> _INSTRUCTION_: Repeat the material exactly, leaving nothing out.

──────────

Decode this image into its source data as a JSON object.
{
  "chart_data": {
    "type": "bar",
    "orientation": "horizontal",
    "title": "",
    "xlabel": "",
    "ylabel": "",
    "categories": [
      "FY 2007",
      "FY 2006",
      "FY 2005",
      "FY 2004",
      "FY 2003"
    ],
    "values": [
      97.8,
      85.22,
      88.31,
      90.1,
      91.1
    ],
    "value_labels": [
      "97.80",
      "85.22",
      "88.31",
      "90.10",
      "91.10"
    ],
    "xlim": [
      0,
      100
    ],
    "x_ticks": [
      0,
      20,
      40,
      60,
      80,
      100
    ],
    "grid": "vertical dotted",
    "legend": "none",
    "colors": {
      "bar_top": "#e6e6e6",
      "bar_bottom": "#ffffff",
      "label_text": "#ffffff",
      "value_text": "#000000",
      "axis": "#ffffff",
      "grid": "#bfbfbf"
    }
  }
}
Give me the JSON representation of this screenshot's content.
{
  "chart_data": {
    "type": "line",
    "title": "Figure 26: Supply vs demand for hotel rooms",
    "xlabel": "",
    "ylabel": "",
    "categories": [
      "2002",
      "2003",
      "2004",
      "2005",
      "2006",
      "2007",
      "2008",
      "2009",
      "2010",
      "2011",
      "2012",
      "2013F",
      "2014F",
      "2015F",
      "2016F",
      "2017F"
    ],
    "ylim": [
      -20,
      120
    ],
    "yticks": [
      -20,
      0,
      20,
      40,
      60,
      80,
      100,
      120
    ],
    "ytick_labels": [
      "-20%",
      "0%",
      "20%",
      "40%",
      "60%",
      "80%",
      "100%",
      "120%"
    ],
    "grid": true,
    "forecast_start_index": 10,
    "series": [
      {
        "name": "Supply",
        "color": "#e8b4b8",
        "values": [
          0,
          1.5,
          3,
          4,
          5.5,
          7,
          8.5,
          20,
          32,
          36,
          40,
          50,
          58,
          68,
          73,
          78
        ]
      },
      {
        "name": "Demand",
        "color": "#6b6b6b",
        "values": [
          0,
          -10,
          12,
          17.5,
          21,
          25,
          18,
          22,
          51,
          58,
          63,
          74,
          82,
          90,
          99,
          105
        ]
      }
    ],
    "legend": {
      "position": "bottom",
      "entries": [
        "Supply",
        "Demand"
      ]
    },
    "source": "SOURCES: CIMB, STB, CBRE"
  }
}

──────────

> _SOLUTION TO THE PROBLEM_:
Decode this image into its source data as a JSON object.
{
  "chart_data": {
    "type": "bar",
    "orientation": "horizontal",
    "title": "",
    "xlabel": "",
    "ylabel": "",
    "categories": [
      "FY 2007",
      "FY 2006",
      "FY 2005",
      "FY 2004",
      "FY 2003"
    ],
    "values": [
      97.8,
      85.22,
      88.31,
      90.1,
      91.1
    ],
    "value_labels": [
      "97.80",
      "85.22",
      "88.31",
      "90.10",
      "91.10"
    ],
    "xlim": [
      0,
      100
    ],
    "x_ticks": [
      0,
      20,
      40,
      60,
      80,
      100
    ],
    "grid": "vertical dotted",
    "legend": "none",
    "colors": {
      "bar_top": "#e6e6e6",
      "bar_bottom": "#ffffff",
      "label_text": "#ffffff",
      "value_text": "#000000",
      "axis": "#ffffff",
      "grid": "#bfbfbf"
    }
  }
}
Give me the JSON representation of this screenshot's content.
{
  "chart_data": {
    "type": "line",
    "title": "Figure 26: Supply vs demand for hotel rooms",
    "xlabel": "",
    "ylabel": "",
    "categories": [
      "2002",
      "2003",
      "2004",
      "2005",
      "2006",
      "2007",
      "2008",
      "2009",
      "2010",
      "2011",
      "2012",
      "2013F",
      "2014F",
      "2015F",
      "2016F",
      "2017F"
    ],
    "ylim": [
      -20,
      120
    ],
    "yticks": [
      -20,
      0,
      20,
      40,
      60,
      80,
      100,
      120
    ],
    "ytick_labels": [
      "-20%",
      "0%",
      "20%",
      "40%",
      "60%",
      "80%",
      "100%",
      "120%"
    ],
    "grid": true,
    "forecast_start_index": 10,
    "series": [
      {
        "name": "Supply",
        "color": "#e8b4b8",
        "values": [
          0,
          1.5,
          3,
          4,
          5.5,
          7,
          8.5,
          20,
          32,
          36,
          40,
          50,
          58,
          68,
          73,
          78
        ]
      },
      {
        "name": "Demand",
        "color": "#6b6b6b",
        "values": [
          0,
          -10,
          12,
          17.5,
          21,
          25,
          18,
          22,
          51,
          58,
          63,
          74,
          82,
          90,
          99,
          105
        ]
      }
    ],
    "legend": {
      "position": "bottom",
      "entries": [
        "Supply",
        "Demand"
      ]
    },
    "source": "SOURCES: CIMB, STB, CBRE"
  }
}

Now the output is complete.